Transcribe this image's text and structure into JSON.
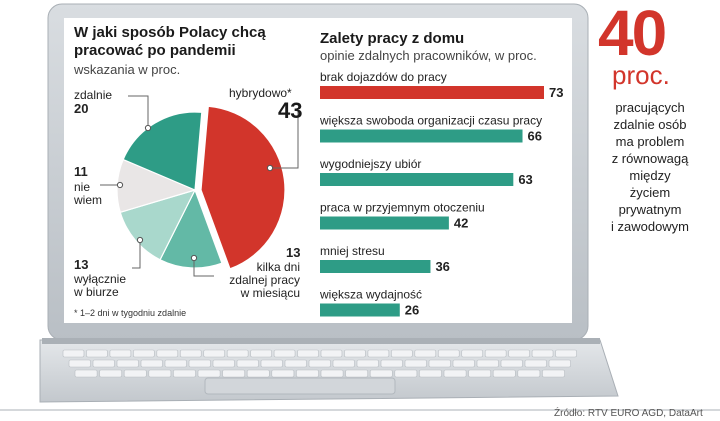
{
  "pie": {
    "title_line1": "W jaki sposób Polacy chcą",
    "title_line2": "pracować po pandemii",
    "subtitle": "wskazania w proc.",
    "footnote": "* 1–2 dni w tygodniu zdalnie",
    "labels": {
      "hybrid": "hybrydowo*",
      "remote": "zdalnie",
      "dontknow_1": "nie",
      "dontknow_2": "wiem",
      "office_1": "wyłącznie",
      "office_2": "w biurze",
      "fewdays_1": "kilka dni",
      "fewdays_2": "zdalnej pracy",
      "fewdays_3": "w miesiącu"
    },
    "values_text": {
      "hybrid": "43",
      "remote": "20",
      "dontknow": "11",
      "office": "13",
      "fewdays": "13"
    }
  },
  "bars": {
    "title": "Zalety pracy z domu",
    "subtitle": "opinie zdalnych pracowników, w proc."
  },
  "side": {
    "big_number": "40",
    "unit": "proc.",
    "line1": "pracujących",
    "line2": "zdalnie osób",
    "line3": "ma problem",
    "line4": "z równowagą",
    "line5": "między",
    "line6": "życiem",
    "line7": "prywatnym",
    "line8": "i zawodowym"
  },
  "source": "Źródło: RTV EURO AGD, DataArt",
  "colors": {
    "red": "#d2352b",
    "teal": "#2e9c86",
    "teal_mid": "#63b9a6",
    "teal_light": "#a9d8cc",
    "grey_light": "#e9e6e6"
  },
  "chart_data": [
    {
      "type": "pie",
      "title": "W jaki sposób Polacy chcą pracować po pandemii",
      "subtitle": "wskazania w proc.",
      "categories": [
        "hybrydowo*",
        "kilka dni zdalnej pracy w miesiącu",
        "wyłącznie w biurze",
        "nie wiem",
        "zdalnie"
      ],
      "values": [
        43,
        13,
        13,
        11,
        20
      ],
      "colors": [
        "#d2352b",
        "#63b9a6",
        "#a9d8cc",
        "#e9e6e6",
        "#2e9c86"
      ]
    },
    {
      "type": "bar",
      "orientation": "horizontal",
      "title": "Zalety pracy z domu",
      "subtitle": "opinie zdalnych pracowników, w proc.",
      "categories": [
        "brak dojazdów do pracy",
        "większa swoboda organizacji czasu pracy",
        "wygodniejszy ubiór",
        "praca w przyjemnym otoczeniu",
        "mniej stresu",
        "większa wydajność"
      ],
      "values": [
        73,
        66,
        63,
        42,
        36,
        26
      ],
      "colors": [
        "#d2352b",
        "#2e9c86",
        "#2e9c86",
        "#2e9c86",
        "#2e9c86",
        "#2e9c86"
      ],
      "xlim": [
        0,
        73
      ]
    }
  ]
}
━━━━━━━━━━━━━━━━━━━━
Only the number is wanted: how many lines in the entries above contain the word "pracować"?

2